• WHAT TO PRODUCE: Repeat the passage on business password policy word for word.

Every business should have a password policy.
Do any of your employees have the keys to your office? Do you keep any valuables locked away? If so, how many people have access? It is our experience that physical keys are issued with careful consideration, and only a few individuals are entrusted with these responsibilities.
Passwords are the keys to your business information. They need to be treated with as much care as the physical keys issued to your staff.
Passwords are arguably the most vulnerable aspect of a computer network, but they are often handled carelessly and viewed as a nuisance. Passwords are written on post it notes, stuck to monitors and keyboards, left in the open for all to see. They are shared carelessly. People use the same password to access all different kinds of accounts. That post it note innocently stuck to the monitor could be broadcasting access to a bank account somewhere.
You can easily imagine what thieves would steal, and how easily they could rob your business if they were given the keys to your office. Surprisingly many people think that there is nothing critical to protect with their business accounts. We’ve heard all too often, “Oh I just have some Word documents and emails. There is nothing to steal.” Here are just some of the things that can be stolen with unauthorized access to your company’s business passwords: bank accounts, social security numbers, credit cards, confidential financial information, confidential transactional information, confidential staff information, etc… Additionally, there are many things that can be DONE by someone with unauthorized access: deletion of data, impersonation of business, false creation of credit and bank accounts, introduction of ransomware, email and social media hijacking, unauthorized purchasing, theft of inventory, forgery, embezzlement, etc…
Passwords are the keys to access all of these things and must be handled responsibly.

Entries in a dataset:
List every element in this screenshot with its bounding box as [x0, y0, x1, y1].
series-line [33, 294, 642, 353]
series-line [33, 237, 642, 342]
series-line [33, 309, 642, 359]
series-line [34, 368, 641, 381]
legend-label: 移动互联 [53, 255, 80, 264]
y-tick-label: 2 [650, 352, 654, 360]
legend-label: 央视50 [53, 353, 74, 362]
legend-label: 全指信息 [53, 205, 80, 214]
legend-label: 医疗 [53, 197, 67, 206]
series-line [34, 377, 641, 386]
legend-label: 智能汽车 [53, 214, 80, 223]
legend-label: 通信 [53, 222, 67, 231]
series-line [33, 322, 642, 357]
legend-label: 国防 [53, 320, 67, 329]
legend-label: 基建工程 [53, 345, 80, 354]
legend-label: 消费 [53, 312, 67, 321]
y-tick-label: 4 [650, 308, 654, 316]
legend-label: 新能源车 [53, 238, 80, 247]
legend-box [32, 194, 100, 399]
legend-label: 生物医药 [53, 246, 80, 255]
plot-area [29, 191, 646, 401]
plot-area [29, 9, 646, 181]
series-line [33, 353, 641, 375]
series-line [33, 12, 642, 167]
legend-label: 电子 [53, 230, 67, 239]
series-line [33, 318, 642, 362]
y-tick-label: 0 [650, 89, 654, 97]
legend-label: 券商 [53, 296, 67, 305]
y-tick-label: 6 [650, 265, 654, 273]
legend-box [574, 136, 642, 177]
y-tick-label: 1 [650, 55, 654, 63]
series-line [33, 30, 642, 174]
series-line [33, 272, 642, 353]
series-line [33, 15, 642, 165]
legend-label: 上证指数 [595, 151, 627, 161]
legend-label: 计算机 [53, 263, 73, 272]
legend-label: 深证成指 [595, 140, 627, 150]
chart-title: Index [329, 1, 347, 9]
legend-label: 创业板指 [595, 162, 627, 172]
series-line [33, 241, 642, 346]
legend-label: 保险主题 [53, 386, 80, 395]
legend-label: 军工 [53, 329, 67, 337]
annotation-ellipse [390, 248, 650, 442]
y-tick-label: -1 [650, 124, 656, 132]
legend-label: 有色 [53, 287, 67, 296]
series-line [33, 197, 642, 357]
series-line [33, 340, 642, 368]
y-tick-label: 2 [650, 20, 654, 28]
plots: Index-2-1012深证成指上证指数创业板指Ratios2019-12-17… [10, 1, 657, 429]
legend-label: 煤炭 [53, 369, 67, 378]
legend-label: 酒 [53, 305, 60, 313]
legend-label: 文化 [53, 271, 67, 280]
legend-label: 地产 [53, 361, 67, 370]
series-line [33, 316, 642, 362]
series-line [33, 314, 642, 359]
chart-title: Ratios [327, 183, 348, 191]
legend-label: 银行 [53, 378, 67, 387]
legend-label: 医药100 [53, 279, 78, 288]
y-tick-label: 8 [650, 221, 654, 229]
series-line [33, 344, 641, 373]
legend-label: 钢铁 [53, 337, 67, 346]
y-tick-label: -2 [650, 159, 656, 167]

• ANSWER SPACE:
Every business should have a password policy.
Do any of your employees have the keys to your office? Do you keep any valuables locked away? If so, how many people have access? It is our experience that physical keys are issued with careful consideration, and only a few individuals are entrusted with these responsibilities.
Passwords are the keys to your business information. They need to be treated with as much care as the physical keys issued to your staff.
Passwords are arguably the most vulnerable aspect of a computer network, but they are often handled carelessly and viewed as a nuisance. Passwords are written on post it notes, stuck to monitors and keyboards, left in the open for all to see. They are shared carelessly. People use the same password to access all different kinds of accounts. That post it note innocently stuck to the monitor could be broadcasting access to a bank account somewhere.
You can easily imagine what thieves would steal, and how easily they could rob your business if they were given the keys to your office. Surprisingly many people think that there is nothing critical to protect with their business accounts. We’ve heard all too often, “Oh I just have some Word documents and emails. There is nothing to steal.” Here are just some of the things that can be stolen with unauthorized access to your company’s business passwords: bank accounts, social security numbers, credit cards, confidential financial information, confidential transactional information, confidential staff information, etc… Additionally, there are many things that can be DONE by someone with unauthorized access: deletion of data, impersonation of business, false creation of credit and bank accounts, introduction of ransomware, email and social media hijacking, unauthorized purchasing, theft of inventory, forgery, embezzlement, etc…
Passwords are the keys to access all of these things and must be handled responsibly.